Exercise objective | Set the following entries down again exactly, line by line.

Provided material |
■ ■ ■ ■ ■

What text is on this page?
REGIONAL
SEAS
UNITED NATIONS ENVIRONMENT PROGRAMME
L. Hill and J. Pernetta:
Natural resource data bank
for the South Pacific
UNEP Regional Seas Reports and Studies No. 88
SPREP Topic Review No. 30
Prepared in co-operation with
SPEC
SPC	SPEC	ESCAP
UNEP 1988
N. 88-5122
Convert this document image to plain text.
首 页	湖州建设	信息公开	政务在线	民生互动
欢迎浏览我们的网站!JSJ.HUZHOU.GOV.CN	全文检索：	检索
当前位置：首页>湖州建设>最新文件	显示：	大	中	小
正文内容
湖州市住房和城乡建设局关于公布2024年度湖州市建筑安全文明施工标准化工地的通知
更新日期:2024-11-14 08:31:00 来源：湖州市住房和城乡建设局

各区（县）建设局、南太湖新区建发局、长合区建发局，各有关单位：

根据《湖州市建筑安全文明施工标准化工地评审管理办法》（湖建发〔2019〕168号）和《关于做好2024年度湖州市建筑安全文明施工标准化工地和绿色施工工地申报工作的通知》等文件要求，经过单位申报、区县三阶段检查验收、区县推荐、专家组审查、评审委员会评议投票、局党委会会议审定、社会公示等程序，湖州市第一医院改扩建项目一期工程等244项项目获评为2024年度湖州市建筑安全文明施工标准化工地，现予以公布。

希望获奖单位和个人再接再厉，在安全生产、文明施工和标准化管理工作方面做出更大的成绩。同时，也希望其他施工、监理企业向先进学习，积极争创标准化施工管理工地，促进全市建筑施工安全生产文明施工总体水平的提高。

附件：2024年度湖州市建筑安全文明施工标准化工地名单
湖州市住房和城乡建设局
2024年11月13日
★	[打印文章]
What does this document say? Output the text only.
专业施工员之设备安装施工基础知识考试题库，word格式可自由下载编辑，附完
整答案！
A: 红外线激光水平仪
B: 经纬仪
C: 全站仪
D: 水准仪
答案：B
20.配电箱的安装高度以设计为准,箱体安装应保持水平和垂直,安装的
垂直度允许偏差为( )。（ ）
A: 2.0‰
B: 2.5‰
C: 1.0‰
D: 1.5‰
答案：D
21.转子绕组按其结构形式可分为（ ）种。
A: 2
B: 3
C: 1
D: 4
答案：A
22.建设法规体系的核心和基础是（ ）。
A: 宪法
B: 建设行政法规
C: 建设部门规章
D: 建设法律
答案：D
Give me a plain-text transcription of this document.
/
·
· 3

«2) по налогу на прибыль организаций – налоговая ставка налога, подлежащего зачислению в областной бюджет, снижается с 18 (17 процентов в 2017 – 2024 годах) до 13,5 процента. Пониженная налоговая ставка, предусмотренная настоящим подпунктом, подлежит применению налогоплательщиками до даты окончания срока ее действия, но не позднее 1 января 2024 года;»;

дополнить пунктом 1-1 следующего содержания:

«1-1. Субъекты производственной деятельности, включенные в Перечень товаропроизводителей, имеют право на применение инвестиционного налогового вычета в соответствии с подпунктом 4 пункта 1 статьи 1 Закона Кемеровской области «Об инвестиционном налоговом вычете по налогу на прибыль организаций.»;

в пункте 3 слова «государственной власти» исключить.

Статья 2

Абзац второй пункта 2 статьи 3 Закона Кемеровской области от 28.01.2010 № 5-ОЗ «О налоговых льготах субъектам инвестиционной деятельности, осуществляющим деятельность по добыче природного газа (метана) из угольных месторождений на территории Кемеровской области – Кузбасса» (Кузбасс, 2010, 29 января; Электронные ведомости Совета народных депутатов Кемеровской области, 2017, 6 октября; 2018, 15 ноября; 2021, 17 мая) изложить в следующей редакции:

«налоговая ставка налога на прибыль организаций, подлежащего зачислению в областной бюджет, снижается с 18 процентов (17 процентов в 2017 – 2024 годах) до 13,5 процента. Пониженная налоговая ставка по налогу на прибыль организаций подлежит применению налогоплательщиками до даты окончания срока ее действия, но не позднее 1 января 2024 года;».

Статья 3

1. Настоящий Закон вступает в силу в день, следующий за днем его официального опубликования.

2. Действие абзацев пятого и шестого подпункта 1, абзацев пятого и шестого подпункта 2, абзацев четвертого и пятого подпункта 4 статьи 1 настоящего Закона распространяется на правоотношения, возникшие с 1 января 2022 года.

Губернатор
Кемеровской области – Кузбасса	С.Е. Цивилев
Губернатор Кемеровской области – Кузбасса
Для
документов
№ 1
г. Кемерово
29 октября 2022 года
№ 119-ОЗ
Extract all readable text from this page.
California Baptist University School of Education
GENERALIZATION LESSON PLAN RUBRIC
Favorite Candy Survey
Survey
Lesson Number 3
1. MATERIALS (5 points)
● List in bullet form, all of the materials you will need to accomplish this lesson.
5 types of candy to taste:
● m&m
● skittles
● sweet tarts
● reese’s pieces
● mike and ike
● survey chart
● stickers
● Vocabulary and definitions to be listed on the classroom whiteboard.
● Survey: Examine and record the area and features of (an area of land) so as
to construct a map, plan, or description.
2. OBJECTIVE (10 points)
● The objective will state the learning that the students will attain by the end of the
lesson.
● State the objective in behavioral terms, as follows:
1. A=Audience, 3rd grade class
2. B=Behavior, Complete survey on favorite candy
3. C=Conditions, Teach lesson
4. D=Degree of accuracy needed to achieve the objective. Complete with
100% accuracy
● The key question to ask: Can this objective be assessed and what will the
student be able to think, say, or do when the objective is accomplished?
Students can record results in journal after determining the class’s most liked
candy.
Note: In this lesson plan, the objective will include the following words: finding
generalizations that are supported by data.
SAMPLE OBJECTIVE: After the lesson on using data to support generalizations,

■ ■ ■ ■ ■

Answer to this exercise |
What text is on this page?
REGIONAL
SEAS
UNITED NATIONS ENVIRONMENT PROGRAMME
L. Hill and J. Pernetta:
Natural resource data bank
for the South Pacific
UNEP Regional Seas Reports and Studies No. 88
SPREP Topic Review No. 30
Prepared in co-operation with
SPEC
SPC	SPEC	ESCAP
UNEP 1988
N. 88-5122
Convert this document image to plain text.
首 页	湖州建设	信息公开	政务在线	民生互动
欢迎浏览我们的网站!JSJ.HUZHOU.GOV.CN	全文检索：	检索
当前位置：首页>湖州建设>最新文件	显示：	大	中	小
正文内容
湖州市住房和城乡建设局关于公布2024年度湖州市建筑安全文明施工标准化工地的通知
更新日期:2024-11-14 08:31:00 来源：湖州市住房和城乡建设局

各区（县）建设局、南太湖新区建发局、长合区建发局，各有关单位：

根据《湖州市建筑安全文明施工标准化工地评审管理办法》（湖建发〔2019〕168号）和《关于做好2024年度湖州市建筑安全文明施工标准化工地和绿色施工工地申报工作的通知》等文件要求，经过单位申报、区县三阶段检查验收、区县推荐、专家组审查、评审委员会评议投票、局党委会会议审定、社会公示等程序，湖州市第一医院改扩建项目一期工程等244项项目获评为2024年度湖州市建筑安全文明施工标准化工地，现予以公布。

希望获奖单位和个人再接再厉，在安全生产、文明施工和标准化管理工作方面做出更大的成绩。同时，也希望其他施工、监理企业向先进学习，积极争创标准化施工管理工地，促进全市建筑施工安全生产文明施工总体水平的提高。

附件：2024年度湖州市建筑安全文明施工标准化工地名单
湖州市住房和城乡建设局
2024年11月13日
★	[打印文章]
What does this document say? Output the text only.
专业施工员之设备安装施工基础知识考试题库，word格式可自由下载编辑，附完
整答案！
A: 红外线激光水平仪
B: 经纬仪
C: 全站仪
D: 水准仪
答案：B
20.配电箱的安装高度以设计为准,箱体安装应保持水平和垂直,安装的
垂直度允许偏差为( )。（ ）
A: 2.0‰
B: 2.5‰
C: 1.0‰
D: 1.5‰
答案：D
21.转子绕组按其结构形式可分为（ ）种。
A: 2
B: 3
C: 1
D: 4
答案：A
22.建设法规体系的核心和基础是（ ）。
A: 宪法
B: 建设行政法规
C: 建设部门规章
D: 建设法律
答案：D
Give me a plain-text transcription of this document.
/
·
· 3

«2) по налогу на прибыль организаций – налоговая ставка налога, подлежащего зачислению в областной бюджет, снижается с 18 (17 процентов в 2017 – 2024 годах) до 13,5 процента. Пониженная налоговая ставка, предусмотренная настоящим подпунктом, подлежит применению налогоплательщиками до даты окончания срока ее действия, но не позднее 1 января 2024 года;»;

дополнить пунктом 1-1 следующего содержания:

«1-1. Субъекты производственной деятельности, включенные в Перечень товаропроизводителей, имеют право на применение инвестиционного налогового вычета в соответствии с подпунктом 4 пункта 1 статьи 1 Закона Кемеровской области «Об инвестиционном налоговом вычете по налогу на прибыль организаций.»;

в пункте 3 слова «государственной власти» исключить.

Статья 2

Абзац второй пункта 2 статьи 3 Закона Кемеровской области от 28.01.2010 № 5-ОЗ «О налоговых льготах субъектам инвестиционной деятельности, осуществляющим деятельность по добыче природного газа (метана) из угольных месторождений на территории Кемеровской области – Кузбасса» (Кузбасс, 2010, 29 января; Электронные ведомости Совета народных депутатов Кемеровской области, 2017, 6 октября; 2018, 15 ноября; 2021, 17 мая) изложить в следующей редакции:

«налоговая ставка налога на прибыль организаций, подлежащего зачислению в областной бюджет, снижается с 18 процентов (17 процентов в 2017 – 2024 годах) до 13,5 процента. Пониженная налоговая ставка по налогу на прибыль организаций подлежит применению налогоплательщиками до даты окончания срока ее действия, но не позднее 1 января 2024 года;».

Статья 3

1. Настоящий Закон вступает в силу в день, следующий за днем его официального опубликования.

2. Действие абзацев пятого и шестого подпункта 1, абзацев пятого и шестого подпункта 2, абзацев четвертого и пятого подпункта 4 статьи 1 настоящего Закона распространяется на правоотношения, возникшие с 1 января 2022 года.

Губернатор
Кемеровской области – Кузбасса	С.Е. Цивилев
Губернатор Кемеровской области – Кузбасса
Для
документов
№ 1
г. Кемерово
29 октября 2022 года
№ 119-ОЗ
Extract all readable text from this page.
California Baptist University School of Education
GENERALIZATION LESSON PLAN RUBRIC
Favorite Candy Survey
Survey
Lesson Number 3
1. MATERIALS (5 points)
● List in bullet form, all of the materials you will need to accomplish this lesson.
5 types of candy to taste:
● m&m
● skittles
● sweet tarts
● reese’s pieces
● mike and ike
● survey chart
● stickers
● Vocabulary and definitions to be listed on the classroom whiteboard.
● Survey: Examine and record the area and features of (an area of land) so as
to construct a map, plan, or description.
2. OBJECTIVE (10 points)
● The objective will state the learning that the students will attain by the end of the
lesson.
● State the objective in behavioral terms, as follows:
1. A=Audience, 3rd grade class
2. B=Behavior, Complete survey on favorite candy
3. C=Conditions, Teach lesson
4. D=Degree of accuracy needed to achieve the objective. Complete with
100% accuracy
● The key question to ask: Can this objective be assessed and what will the
student be able to think, say, or do when the objective is accomplished?
Students can record results in journal after determining the class’s most liked
candy.
Note: In this lesson plan, the objective will include the following words: finding
generalizations that are supported by data.
SAMPLE OBJECTIVE: After the lesson on using data to support generalizations,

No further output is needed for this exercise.